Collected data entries
= = =

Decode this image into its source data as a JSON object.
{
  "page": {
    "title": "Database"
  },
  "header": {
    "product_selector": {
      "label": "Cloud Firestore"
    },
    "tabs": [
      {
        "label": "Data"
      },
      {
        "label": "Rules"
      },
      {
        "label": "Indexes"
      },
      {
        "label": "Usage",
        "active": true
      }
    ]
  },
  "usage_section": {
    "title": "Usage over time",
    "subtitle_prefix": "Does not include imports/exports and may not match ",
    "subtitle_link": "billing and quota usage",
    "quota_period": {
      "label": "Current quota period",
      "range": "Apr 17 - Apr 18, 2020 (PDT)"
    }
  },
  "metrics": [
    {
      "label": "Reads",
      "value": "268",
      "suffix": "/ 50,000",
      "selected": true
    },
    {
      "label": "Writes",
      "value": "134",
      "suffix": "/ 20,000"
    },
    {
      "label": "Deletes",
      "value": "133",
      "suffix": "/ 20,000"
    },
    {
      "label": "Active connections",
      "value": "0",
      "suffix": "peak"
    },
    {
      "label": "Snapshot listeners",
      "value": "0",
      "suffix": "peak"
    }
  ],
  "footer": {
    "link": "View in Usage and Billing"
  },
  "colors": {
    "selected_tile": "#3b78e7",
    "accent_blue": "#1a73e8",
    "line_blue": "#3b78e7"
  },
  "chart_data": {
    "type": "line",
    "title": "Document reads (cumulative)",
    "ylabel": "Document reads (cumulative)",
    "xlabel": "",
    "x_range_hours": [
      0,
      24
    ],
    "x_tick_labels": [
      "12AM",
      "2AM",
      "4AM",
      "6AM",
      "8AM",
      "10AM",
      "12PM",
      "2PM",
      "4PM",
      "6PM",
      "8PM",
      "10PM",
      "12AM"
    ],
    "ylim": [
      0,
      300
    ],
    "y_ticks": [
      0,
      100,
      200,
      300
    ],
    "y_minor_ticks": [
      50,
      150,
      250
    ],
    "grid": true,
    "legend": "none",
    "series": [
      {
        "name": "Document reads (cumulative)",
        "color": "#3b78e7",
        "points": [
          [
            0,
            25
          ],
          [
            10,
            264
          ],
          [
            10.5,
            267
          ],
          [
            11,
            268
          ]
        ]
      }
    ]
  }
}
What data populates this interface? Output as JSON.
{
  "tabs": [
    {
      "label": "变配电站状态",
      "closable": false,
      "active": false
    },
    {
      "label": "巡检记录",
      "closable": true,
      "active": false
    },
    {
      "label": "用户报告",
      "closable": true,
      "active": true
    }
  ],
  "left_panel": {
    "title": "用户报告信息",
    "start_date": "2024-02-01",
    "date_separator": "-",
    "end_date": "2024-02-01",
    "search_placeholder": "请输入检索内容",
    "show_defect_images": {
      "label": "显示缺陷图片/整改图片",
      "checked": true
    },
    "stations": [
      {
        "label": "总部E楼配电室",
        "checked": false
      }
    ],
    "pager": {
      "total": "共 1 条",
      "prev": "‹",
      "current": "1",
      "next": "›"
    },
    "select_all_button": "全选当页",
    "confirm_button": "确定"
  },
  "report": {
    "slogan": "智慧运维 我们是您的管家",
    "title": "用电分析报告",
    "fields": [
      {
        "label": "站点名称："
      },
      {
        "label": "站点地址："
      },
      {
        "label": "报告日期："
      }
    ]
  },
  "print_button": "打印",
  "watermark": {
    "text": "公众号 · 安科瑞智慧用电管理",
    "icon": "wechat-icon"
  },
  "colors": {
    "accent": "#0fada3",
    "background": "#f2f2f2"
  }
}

= = =

▶ _SHORT PROBLEM_:
Track down the lines that include the word "JSON" and copy them.

▶ _REPLY TO THE TASK_:
Decode this image into its source data as a JSON object.
What data populates this interface? Output as JSON.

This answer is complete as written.